Reproduce the entire listing word for word.

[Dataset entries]
[Start]

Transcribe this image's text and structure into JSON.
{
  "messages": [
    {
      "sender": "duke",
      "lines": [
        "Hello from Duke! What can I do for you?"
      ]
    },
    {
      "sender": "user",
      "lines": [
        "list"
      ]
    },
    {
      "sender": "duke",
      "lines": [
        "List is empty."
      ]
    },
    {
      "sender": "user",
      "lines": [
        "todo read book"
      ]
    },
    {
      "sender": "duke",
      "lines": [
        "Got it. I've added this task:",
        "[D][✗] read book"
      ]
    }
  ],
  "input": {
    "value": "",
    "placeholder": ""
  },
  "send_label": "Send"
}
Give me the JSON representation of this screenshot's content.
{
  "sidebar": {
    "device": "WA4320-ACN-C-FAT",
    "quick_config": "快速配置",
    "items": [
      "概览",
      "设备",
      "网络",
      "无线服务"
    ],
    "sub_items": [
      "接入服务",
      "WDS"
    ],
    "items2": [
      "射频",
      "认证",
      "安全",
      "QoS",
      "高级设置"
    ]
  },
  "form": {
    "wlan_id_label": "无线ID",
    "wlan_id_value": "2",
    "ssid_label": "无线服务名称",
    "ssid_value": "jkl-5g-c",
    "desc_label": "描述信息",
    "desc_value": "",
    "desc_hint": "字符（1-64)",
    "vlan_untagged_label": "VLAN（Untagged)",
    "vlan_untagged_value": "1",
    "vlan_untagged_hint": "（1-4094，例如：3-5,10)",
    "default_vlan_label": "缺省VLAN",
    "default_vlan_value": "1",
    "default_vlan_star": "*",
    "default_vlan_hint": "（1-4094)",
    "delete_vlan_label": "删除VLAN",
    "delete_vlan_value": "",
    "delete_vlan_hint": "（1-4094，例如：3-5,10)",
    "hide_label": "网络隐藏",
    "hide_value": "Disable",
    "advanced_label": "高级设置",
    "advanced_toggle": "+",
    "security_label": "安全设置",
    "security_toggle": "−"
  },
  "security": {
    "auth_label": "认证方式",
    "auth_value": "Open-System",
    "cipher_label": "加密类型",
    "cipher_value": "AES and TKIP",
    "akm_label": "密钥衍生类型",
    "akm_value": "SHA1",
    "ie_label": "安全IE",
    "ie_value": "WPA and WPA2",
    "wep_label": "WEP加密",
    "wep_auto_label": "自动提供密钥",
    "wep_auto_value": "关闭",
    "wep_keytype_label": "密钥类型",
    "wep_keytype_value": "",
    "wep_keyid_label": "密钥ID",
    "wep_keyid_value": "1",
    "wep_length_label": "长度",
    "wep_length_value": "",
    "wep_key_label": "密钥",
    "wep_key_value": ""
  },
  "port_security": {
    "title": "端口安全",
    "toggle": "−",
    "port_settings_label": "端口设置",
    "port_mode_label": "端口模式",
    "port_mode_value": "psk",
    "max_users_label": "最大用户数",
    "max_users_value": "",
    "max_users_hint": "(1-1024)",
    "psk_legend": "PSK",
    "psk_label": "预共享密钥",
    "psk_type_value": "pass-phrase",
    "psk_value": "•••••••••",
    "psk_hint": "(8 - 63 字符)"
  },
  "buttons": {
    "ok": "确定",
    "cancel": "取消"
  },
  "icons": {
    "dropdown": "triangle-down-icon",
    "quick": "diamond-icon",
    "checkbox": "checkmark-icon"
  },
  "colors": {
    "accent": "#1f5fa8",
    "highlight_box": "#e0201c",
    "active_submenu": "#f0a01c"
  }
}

[End]

**Finished exercise**
Transcribe this image's text and structure into JSON.
{
  "messages": [
    {
      "sender": "duke",
      "lines": [
        "Hello from Duke! What can I do for you?"
      ]
    },
    {
      "sender": "user",
      "lines": [
        "list"
      ]
    },
    {
      "sender": "duke",
      "lines": [
        "List is empty."
      ]
    },
    {
      "sender": "user",
      "lines": [
        "todo read book"
      ]
    },
    {
      "sender": "duke",
      "lines": [
        "Got it. I've added this task:",
        "[D][✗] read book"
      ]
    }
  ],
  "input": {
    "value": "",
    "placeholder": ""
  },
  "send_label": "Send"
}
Give me the JSON representation of this screenshot's content.
{
  "sidebar": {
    "device": "WA4320-ACN-C-FAT",
    "quick_config": "快速配置",
    "items": [
      "概览",
      "设备",
      "网络",
      "无线服务"
    ],
    "sub_items": [
      "接入服务",
      "WDS"
    ],
    "items2": [
      "射频",
      "认证",
      "安全",
      "QoS",
      "高级设置"
    ]
  },
  "form": {
    "wlan_id_label": "无线ID",
    "wlan_id_value": "2",
    "ssid_label": "无线服务名称",
    "ssid_value": "jkl-5g-c",
    "desc_label": "描述信息",
    "desc_value": "",
    "desc_hint": "字符（1-64)",
    "vlan_untagged_label": "VLAN（Untagged)",
    "vlan_untagged_value": "1",
    "vlan_untagged_hint": "（1-4094，例如：3-5,10)",
    "default_vlan_label": "缺省VLAN",
    "default_vlan_value": "1",
    "default_vlan_star": "*",
    "default_vlan_hint": "（1-4094)",
    "delete_vlan_label": "删除VLAN",
    "delete_vlan_value": "",
    "delete_vlan_hint": "（1-4094，例如：3-5,10)",
    "hide_label": "网络隐藏",
    "hide_value": "Disable",
    "advanced_label": "高级设置",
    "advanced_toggle": "+",
    "security_label": "安全设置",
    "security_toggle": "−"
  },
  "security": {
    "auth_label": "认证方式",
    "auth_value": "Open-System",
    "cipher_label": "加密类型",
    "cipher_value": "AES and TKIP",
    "akm_label": "密钥衍生类型",
    "akm_value": "SHA1",
    "ie_label": "安全IE",
    "ie_value": "WPA and WPA2",
    "wep_label": "WEP加密",
    "wep_auto_label": "自动提供密钥",
    "wep_auto_value": "关闭",
    "wep_keytype_label": "密钥类型",
    "wep_keytype_value": "",
    "wep_keyid_label": "密钥ID",
    "wep_keyid_value": "1",
    "wep_length_label": "长度",
    "wep_length_value": "",
    "wep_key_label": "密钥",
    "wep_key_value": ""
  },
  "port_security": {
    "title": "端口安全",
    "toggle": "−",
    "port_settings_label": "端口设置",
    "port_mode_label": "端口模式",
    "port_mode_value": "psk",
    "max_users_label": "最大用户数",
    "max_users_value": "",
    "max_users_hint": "(1-1024)",
    "psk_legend": "PSK",
    "psk_label": "预共享密钥",
    "psk_type_value": "pass-phrase",
    "psk_value": "•••••••••",
    "psk_hint": "(8 - 63 字符)"
  },
  "buttons": {
    "ok": "确定",
    "cancel": "取消"
  },
  "icons": {
    "dropdown": "triangle-down-icon",
    "quick": "diamond-icon",
    "checkbox": "checkmark-icon"
  },
  "colors": {
    "accent": "#1f5fa8",
    "highlight_box": "#e0201c",
    "active_submenu": "#f0a01c"
  }
}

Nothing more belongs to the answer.